> _Directions_
Copy out all lines of the records in which the word "kbps" appears.

> _Data entries_
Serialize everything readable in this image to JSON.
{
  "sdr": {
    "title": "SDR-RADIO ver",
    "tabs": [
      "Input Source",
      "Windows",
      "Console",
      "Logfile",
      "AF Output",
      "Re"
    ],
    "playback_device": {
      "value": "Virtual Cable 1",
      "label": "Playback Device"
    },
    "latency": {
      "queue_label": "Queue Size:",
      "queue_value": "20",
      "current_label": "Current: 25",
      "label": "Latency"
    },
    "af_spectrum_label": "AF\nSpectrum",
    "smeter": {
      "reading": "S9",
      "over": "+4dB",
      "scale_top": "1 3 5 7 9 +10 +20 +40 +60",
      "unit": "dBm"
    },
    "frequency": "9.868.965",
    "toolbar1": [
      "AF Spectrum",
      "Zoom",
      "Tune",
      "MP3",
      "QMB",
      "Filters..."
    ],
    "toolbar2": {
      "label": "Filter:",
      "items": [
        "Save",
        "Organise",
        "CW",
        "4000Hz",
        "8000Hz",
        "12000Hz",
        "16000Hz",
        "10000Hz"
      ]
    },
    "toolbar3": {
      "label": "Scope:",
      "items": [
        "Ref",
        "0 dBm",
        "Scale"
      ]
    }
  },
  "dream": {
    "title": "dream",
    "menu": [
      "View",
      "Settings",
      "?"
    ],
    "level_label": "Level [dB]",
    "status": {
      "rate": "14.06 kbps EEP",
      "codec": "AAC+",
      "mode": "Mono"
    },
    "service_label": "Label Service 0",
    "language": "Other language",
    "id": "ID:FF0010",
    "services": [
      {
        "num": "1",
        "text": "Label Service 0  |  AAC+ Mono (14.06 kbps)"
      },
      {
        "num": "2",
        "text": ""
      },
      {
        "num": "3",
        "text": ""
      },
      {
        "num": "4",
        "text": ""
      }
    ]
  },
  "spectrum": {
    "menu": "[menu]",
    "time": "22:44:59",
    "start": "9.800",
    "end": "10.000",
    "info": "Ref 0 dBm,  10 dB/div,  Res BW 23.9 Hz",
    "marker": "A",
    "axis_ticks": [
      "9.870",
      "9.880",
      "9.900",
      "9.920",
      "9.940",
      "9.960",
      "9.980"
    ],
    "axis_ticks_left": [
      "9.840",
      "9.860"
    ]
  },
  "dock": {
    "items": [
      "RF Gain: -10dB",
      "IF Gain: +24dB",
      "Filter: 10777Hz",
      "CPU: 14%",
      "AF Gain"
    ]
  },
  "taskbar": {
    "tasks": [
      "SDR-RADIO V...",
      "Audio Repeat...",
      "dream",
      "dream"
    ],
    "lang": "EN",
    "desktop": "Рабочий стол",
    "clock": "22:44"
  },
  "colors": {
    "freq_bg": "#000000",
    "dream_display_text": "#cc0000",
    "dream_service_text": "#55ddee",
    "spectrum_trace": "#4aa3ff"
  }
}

> _The solution_
      "rate": "14.06 kbps EEP",
        "text": "Label Service 0  |  AAC+ Mono (14.06 kbps)"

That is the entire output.